→ READING PASSAGE
┌────────

"The Ricci brothers' wood-fired Roman kitchen — handmade pasta, 16-month-aged charcuterie, and pizza crusts that earn their reputation at twelve dollars a slice less than Manhattan."
About Romanacci
Romanacci is owned and run by brothers Graziano and Maurizio Ricci, both European-trained, both unapologetic about cooking exclusively in the Roman tradition. The Norwalk location opened in 2011 on Westport Avenue, and the room — exposed brick, a wood-fired oven visible from most tables, an open antipasti counter — is built around the idea that an Italian restaurant should look like the kitchen, not the dining room.
The cooking earns its name. Pasta is rolled in-house daily; the cacio e pepe is made the right way, with pasta water and Pecorino Romano finished tableside; and the carbonara uses guanciale rather than the more common pancetta, which is the difference between a Roman carbonara and an Italian-American one. The wood-fired pizzas are the signature — twelve-inch rounds, blistered crusts, simply topped — and the artisan-style varieties (truffle, fig and prosciutto, the seasonal mushroom) consistently outperform anything else in Norwalk's casual-Italian price tier.

└────────

Listings of boxed layout items
┌────────

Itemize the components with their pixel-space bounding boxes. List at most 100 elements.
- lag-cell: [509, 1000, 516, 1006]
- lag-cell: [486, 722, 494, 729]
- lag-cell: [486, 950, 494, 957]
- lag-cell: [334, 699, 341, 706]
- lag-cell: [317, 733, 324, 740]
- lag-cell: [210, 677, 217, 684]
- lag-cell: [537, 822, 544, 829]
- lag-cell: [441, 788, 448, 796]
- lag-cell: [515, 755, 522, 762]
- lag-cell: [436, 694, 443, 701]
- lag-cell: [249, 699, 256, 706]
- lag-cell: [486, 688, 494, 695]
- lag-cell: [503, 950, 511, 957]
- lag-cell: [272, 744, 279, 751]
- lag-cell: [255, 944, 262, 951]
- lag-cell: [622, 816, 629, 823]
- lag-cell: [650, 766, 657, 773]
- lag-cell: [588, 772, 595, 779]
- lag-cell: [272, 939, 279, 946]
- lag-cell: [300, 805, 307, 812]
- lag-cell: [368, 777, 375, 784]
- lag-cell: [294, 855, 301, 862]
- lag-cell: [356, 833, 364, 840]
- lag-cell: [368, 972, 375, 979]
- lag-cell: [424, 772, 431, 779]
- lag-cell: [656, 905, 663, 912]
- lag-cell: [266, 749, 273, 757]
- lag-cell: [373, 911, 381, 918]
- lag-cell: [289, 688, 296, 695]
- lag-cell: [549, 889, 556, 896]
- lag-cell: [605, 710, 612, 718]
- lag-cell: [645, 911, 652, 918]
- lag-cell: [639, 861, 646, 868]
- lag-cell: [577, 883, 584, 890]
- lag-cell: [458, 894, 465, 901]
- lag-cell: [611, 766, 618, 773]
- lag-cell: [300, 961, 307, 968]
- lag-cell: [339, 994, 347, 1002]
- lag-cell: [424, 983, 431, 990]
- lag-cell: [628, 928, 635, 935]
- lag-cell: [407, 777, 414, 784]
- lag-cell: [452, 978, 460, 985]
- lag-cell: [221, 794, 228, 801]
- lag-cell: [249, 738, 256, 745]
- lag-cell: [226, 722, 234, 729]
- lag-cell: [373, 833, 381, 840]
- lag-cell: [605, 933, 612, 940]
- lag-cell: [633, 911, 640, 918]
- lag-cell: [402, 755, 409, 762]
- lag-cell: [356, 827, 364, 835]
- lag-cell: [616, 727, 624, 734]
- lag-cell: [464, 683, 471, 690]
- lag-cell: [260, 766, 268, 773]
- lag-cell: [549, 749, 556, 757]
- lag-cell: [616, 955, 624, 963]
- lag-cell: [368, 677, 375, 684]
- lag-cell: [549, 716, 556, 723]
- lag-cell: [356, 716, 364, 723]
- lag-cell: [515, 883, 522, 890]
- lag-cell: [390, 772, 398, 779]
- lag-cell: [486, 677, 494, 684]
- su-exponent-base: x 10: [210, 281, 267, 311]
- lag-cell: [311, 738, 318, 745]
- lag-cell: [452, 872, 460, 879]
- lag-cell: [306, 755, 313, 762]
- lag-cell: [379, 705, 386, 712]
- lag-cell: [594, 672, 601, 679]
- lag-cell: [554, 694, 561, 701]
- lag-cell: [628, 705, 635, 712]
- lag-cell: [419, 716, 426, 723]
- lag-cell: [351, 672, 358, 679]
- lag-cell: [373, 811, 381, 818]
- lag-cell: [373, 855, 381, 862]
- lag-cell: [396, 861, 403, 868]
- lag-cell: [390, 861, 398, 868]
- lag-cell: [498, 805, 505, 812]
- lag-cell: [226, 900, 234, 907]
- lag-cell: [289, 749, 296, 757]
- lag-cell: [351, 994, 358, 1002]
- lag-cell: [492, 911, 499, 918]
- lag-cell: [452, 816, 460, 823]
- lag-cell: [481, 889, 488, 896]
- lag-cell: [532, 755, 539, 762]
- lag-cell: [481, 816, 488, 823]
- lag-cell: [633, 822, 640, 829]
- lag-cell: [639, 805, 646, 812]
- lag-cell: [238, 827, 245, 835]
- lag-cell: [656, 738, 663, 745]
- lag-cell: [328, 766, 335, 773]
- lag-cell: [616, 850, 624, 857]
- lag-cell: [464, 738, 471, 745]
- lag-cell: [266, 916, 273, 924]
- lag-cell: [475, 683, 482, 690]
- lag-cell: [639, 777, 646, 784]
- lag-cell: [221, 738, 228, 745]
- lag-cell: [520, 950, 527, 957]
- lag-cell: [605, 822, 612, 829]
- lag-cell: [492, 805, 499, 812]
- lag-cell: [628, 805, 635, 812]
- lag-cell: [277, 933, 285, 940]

└────────

→ REQUIRED ACTIONS
- a) List the artisan-style pizza varieties that the restaurant profile names.
- b) In the entries, from their first line through the line containing "- lag-cell: [226, 722, 234, 729]", inclusive, swap "lag-cell" for "grid-cell". Reproduce only those lines, leaving everything else unchanged.
The entries have no connection to the restaurant profile.

→ PROBLEM SOLUTIONS
- a) Truffle; fig and prosciutto; the seasonal mushroom

- b)
Itemize the components with their pixel-space bounding boxes. List at most 100 elements.
- grid-cell: [509, 1000, 516, 1006]
- grid-cell: [486, 722, 494, 729]
- grid-cell: [486, 950, 494, 957]
- grid-cell: [334, 699, 341, 706]
- grid-cell: [317, 733, 324, 740]
- grid-cell: [210, 677, 217, 684]
- grid-cell: [537, 822, 544, 829]
- grid-cell: [441, 788, 448, 796]
- grid-cell: [515, 755, 522, 762]
- grid-cell: [436, 694, 443, 701]
- grid-cell: [249, 699, 256, 706]
- grid-cell: [486, 688, 494, 695]
- grid-cell: [503, 950, 511, 957]
- grid-cell: [272, 744, 279, 751]
- grid-cell: [255, 944, 262, 951]
- grid-cell: [622, 816, 629, 823]
- grid-cell: [650, 766, 657, 773]
- grid-cell: [588, 772, 595, 779]
- grid-cell: [272, 939, 279, 946]
- grid-cell: [300, 805, 307, 812]
- grid-cell: [368, 777, 375, 784]
- grid-cell: [294, 855, 301, 862]
- grid-cell: [356, 833, 364, 840]
- grid-cell: [368, 972, 375, 979]
- grid-cell: [424, 772, 431, 779]
- grid-cell: [656, 905, 663, 912]
- grid-cell: [266, 749, 273, 757]
- grid-cell: [373, 911, 381, 918]
- grid-cell: [289, 688, 296, 695]
- grid-cell: [549, 889, 556, 896]
- grid-cell: [605, 710, 612, 718]
- grid-cell: [645, 911, 652, 918]
- grid-cell: [639, 861, 646, 868]
- grid-cell: [577, 883, 584, 890]
- grid-cell: [458, 894, 465, 901]
- grid-cell: [611, 766, 618, 773]
- grid-cell: [300, 961, 307, 968]
- grid-cell: [339, 994, 347, 1002]
- grid-cell: [424, 983, 431, 990]
- grid-cell: [628, 928, 635, 935]
- grid-cell: [407, 777, 414, 784]
- grid-cell: [452, 978, 460, 985]
- grid-cell: [221, 794, 228, 801]
- grid-cell: [249, 738, 256, 745]
- grid-cell: [226, 722, 234, 729]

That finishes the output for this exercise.